RECORDS SHOWN:
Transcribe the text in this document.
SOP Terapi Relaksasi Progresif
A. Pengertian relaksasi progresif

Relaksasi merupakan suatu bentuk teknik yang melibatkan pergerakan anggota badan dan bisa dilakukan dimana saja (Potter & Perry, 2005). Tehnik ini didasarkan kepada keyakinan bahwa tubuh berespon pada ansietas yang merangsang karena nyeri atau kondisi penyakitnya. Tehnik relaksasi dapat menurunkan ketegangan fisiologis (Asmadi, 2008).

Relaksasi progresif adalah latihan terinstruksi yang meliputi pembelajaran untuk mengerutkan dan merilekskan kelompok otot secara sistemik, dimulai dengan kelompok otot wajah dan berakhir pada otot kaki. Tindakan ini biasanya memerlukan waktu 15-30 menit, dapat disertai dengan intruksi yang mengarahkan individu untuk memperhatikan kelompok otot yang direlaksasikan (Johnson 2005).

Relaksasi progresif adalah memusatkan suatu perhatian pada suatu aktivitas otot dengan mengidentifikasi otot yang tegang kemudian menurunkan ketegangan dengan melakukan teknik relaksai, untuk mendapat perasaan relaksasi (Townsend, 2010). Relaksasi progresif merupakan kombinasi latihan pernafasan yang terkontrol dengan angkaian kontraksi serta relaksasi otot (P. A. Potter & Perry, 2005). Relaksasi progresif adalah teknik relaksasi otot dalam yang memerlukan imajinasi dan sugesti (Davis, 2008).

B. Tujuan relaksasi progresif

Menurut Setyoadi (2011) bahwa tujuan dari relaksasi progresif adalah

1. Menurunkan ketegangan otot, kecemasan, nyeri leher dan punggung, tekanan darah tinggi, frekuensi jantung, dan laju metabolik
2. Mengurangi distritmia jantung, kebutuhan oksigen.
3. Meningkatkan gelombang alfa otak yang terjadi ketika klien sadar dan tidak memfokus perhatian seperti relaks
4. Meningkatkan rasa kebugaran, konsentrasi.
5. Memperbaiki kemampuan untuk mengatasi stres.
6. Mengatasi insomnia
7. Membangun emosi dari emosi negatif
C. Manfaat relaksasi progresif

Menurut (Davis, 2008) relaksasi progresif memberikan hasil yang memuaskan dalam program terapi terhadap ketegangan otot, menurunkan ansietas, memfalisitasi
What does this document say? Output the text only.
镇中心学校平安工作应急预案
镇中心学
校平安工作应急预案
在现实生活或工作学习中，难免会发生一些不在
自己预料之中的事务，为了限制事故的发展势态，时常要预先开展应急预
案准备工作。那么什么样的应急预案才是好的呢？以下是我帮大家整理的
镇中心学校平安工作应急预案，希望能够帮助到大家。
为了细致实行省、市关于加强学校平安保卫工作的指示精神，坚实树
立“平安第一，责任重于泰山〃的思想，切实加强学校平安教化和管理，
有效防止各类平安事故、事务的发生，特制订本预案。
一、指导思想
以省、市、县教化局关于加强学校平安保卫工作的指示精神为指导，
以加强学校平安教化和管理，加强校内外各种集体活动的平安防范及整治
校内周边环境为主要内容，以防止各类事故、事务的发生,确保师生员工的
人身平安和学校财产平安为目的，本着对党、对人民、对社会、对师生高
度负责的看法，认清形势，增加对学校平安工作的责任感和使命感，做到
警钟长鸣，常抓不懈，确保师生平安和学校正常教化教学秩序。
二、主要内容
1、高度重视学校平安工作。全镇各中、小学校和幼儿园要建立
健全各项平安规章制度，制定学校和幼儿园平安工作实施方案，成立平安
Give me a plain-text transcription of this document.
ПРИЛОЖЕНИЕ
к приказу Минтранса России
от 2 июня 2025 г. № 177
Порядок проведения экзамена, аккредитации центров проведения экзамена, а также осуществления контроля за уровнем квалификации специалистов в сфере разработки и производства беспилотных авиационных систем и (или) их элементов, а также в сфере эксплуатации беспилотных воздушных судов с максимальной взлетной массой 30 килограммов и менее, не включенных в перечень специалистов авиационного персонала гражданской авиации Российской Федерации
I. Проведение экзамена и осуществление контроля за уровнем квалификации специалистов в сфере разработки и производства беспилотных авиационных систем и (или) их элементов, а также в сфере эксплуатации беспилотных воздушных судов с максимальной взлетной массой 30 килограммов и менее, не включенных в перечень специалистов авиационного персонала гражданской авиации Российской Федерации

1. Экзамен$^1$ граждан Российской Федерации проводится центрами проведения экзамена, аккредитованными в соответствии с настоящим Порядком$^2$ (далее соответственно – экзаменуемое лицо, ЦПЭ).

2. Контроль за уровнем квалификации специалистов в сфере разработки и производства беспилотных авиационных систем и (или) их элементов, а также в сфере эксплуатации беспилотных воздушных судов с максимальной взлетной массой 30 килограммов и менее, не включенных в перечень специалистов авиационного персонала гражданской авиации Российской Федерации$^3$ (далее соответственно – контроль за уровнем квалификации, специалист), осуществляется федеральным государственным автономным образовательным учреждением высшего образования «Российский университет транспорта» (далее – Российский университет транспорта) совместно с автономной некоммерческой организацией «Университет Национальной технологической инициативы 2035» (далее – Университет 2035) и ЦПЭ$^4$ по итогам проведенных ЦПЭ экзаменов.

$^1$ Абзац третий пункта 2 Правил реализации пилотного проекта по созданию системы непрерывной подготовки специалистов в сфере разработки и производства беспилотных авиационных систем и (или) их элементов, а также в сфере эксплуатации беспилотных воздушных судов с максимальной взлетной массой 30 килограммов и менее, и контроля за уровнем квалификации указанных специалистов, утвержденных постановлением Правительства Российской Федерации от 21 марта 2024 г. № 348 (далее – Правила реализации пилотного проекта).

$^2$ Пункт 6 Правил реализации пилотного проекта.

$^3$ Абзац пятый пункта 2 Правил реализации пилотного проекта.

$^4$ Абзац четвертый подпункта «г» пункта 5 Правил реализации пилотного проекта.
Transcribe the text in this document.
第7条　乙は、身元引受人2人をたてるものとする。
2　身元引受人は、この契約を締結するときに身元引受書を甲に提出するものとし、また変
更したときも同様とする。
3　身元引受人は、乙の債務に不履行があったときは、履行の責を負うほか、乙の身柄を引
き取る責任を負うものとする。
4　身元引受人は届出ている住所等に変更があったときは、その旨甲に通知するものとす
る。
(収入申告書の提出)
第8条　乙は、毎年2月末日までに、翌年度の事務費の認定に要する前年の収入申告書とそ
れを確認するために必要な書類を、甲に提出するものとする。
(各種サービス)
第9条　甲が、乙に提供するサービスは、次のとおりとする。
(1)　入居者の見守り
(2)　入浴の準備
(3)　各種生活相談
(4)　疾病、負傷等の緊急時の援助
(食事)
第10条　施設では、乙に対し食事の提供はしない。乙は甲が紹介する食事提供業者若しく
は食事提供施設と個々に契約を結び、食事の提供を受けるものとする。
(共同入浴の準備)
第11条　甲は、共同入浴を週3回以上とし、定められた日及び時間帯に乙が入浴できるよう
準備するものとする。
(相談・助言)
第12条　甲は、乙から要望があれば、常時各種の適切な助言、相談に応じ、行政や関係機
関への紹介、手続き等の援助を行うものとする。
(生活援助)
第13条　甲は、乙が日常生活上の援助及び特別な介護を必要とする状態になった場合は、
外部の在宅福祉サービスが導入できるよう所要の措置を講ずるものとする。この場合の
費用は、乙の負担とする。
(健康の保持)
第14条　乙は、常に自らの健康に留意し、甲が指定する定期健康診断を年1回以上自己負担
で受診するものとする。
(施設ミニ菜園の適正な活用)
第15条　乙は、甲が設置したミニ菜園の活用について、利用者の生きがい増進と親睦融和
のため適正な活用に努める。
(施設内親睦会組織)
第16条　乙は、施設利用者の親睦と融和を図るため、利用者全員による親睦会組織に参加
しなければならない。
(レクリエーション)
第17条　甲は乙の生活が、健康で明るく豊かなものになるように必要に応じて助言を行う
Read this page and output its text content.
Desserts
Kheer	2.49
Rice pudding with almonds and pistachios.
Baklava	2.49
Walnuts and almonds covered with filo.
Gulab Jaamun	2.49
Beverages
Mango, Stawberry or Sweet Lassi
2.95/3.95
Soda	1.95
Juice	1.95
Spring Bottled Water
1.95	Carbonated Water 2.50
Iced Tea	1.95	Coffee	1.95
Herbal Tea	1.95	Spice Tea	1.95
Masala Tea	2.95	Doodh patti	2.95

AIM: How many lines of the entries above hold the string "Davis"? Reply with the number alone.

PROBLEM SOLUTION: 2